**TASK PROMPT:** Count how many lines contain the word "ABCC". Please give only the number.

(Records from a dataset)
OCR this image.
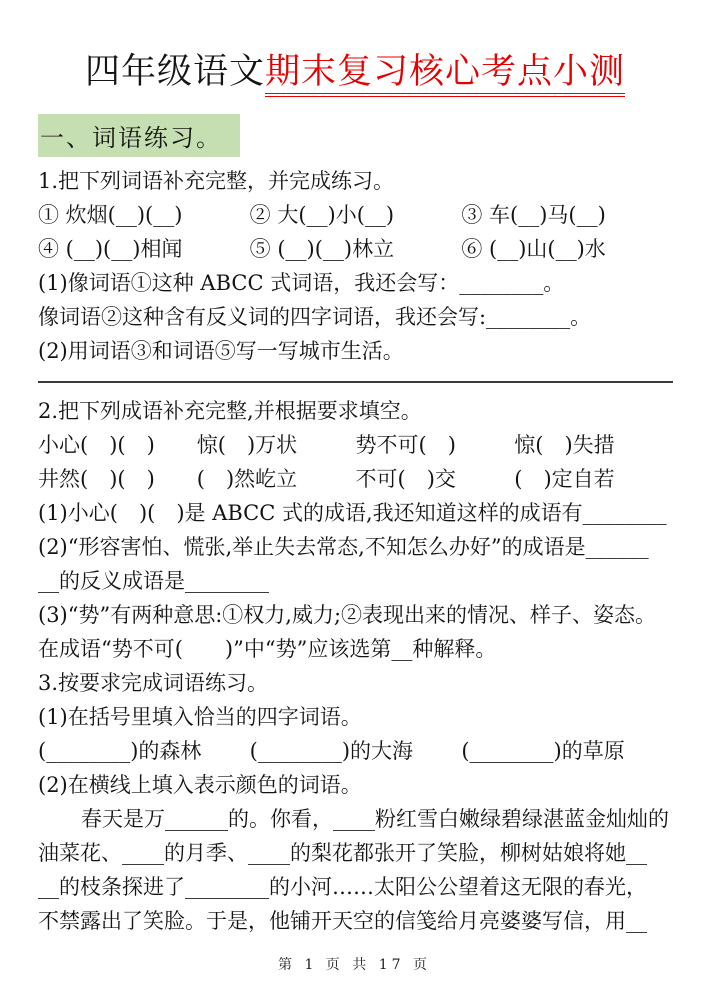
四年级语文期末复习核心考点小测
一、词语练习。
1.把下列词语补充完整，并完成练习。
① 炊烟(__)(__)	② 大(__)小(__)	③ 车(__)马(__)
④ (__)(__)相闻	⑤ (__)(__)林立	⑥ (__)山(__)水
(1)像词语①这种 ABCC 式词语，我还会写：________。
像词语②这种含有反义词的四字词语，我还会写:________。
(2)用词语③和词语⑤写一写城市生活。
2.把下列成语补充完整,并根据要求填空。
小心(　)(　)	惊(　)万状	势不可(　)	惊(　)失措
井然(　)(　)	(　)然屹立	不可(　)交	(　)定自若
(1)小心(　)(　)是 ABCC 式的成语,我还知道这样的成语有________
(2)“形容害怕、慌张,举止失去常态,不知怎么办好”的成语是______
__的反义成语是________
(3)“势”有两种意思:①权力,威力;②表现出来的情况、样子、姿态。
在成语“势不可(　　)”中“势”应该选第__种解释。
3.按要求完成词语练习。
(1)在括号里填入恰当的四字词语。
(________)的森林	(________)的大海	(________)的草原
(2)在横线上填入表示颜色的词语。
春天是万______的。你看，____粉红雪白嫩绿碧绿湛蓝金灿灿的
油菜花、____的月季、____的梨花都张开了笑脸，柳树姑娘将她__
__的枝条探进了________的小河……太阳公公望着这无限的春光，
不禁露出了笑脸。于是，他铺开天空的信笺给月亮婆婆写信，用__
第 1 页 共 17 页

* * *

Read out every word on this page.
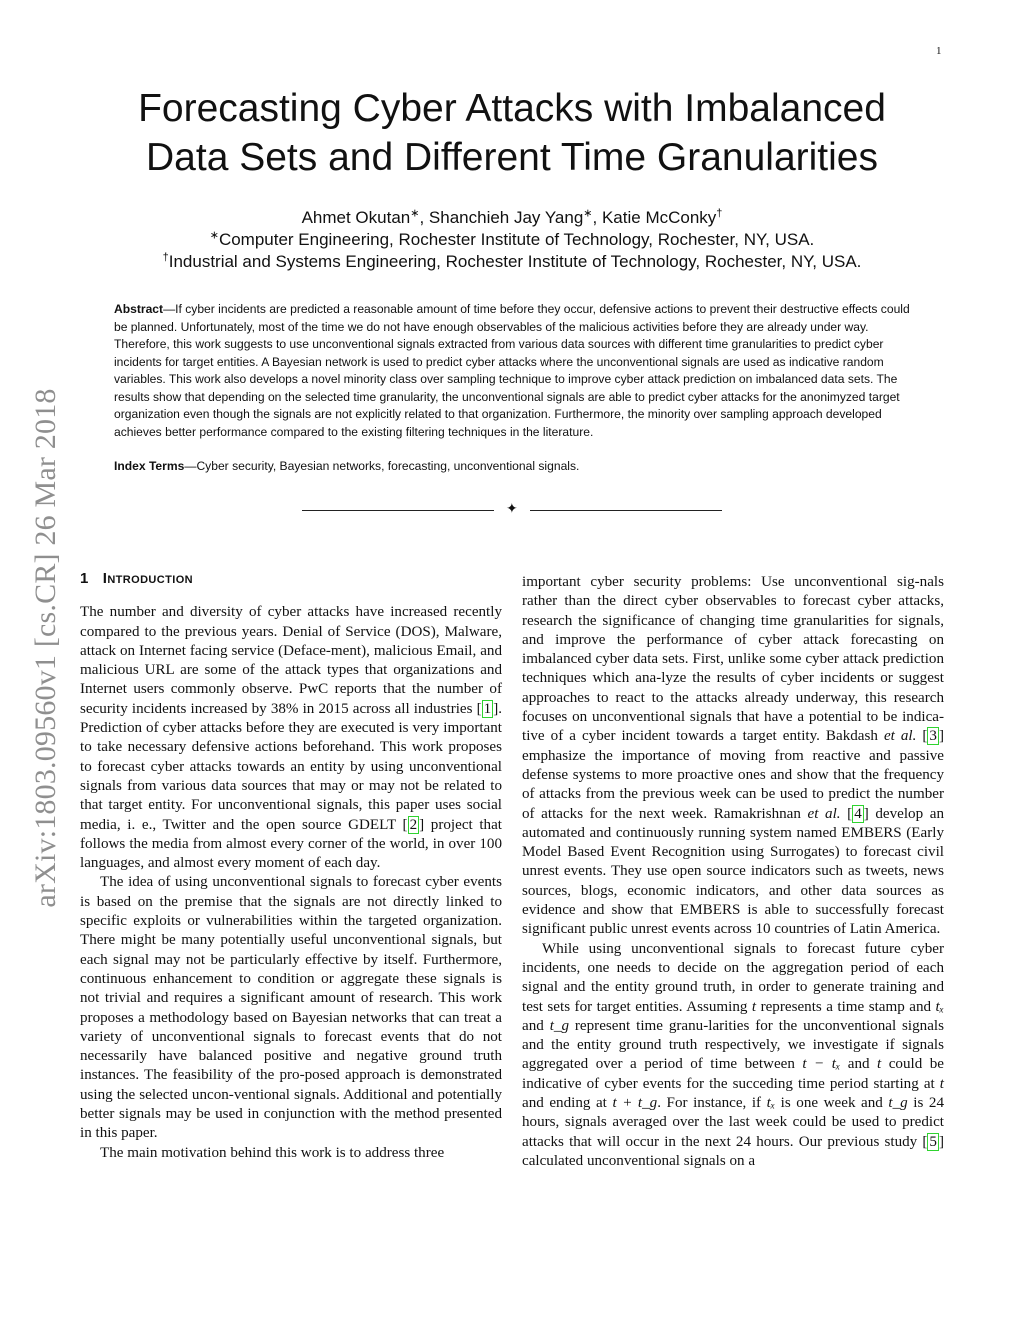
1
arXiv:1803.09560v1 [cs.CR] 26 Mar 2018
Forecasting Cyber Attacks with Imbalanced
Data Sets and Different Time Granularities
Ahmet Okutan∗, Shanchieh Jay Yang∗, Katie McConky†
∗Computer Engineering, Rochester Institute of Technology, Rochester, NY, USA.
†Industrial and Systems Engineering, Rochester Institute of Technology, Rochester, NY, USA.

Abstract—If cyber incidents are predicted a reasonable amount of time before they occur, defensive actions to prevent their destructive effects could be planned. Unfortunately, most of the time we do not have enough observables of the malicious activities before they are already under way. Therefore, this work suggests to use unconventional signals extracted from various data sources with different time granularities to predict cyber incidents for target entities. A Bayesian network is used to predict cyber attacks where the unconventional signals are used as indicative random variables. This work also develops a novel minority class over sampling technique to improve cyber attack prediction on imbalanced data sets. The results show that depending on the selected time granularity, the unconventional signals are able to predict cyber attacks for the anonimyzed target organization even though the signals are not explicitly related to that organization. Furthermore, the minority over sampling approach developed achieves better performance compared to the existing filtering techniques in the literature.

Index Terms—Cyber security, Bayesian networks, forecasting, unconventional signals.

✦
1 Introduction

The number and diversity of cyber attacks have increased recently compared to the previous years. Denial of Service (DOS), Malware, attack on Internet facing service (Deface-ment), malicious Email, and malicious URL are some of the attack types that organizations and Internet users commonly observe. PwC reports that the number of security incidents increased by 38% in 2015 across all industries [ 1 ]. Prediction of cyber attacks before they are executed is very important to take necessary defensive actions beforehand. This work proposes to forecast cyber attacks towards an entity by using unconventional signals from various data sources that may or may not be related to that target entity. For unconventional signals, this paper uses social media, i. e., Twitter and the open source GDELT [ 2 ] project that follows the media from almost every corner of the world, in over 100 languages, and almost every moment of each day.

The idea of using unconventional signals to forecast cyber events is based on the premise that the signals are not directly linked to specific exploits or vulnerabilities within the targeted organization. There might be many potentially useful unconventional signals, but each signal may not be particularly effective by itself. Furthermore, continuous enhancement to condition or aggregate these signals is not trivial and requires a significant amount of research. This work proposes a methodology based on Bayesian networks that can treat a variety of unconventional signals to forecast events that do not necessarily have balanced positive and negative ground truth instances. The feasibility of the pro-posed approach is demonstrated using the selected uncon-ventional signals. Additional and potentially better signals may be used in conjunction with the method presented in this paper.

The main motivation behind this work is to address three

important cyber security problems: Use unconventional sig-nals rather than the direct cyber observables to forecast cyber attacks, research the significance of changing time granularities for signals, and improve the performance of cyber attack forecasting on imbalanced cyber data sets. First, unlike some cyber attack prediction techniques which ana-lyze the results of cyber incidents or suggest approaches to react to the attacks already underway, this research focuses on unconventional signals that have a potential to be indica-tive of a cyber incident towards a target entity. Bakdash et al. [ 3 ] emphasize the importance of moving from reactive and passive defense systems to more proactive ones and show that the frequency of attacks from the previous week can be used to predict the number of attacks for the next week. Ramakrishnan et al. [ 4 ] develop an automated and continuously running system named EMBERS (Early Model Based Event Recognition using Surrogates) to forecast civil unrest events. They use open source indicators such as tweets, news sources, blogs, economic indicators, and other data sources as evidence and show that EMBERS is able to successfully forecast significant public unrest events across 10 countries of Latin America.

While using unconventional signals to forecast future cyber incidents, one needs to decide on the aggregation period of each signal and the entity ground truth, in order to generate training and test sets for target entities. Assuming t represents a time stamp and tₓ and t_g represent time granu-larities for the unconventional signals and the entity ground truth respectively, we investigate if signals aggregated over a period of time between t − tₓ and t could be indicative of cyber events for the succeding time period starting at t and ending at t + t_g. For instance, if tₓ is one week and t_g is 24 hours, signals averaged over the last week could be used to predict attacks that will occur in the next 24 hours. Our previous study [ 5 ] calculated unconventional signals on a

---

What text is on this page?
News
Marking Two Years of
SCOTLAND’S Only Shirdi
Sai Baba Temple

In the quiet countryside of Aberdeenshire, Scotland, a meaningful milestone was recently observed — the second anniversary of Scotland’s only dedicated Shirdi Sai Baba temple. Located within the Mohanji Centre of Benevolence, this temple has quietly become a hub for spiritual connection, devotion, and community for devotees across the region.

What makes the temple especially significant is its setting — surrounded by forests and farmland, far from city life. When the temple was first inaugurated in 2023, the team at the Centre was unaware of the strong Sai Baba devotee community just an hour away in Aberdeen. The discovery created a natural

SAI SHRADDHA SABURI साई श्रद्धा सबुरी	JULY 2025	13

**RESULT FOR THIS EXERCISE:** 2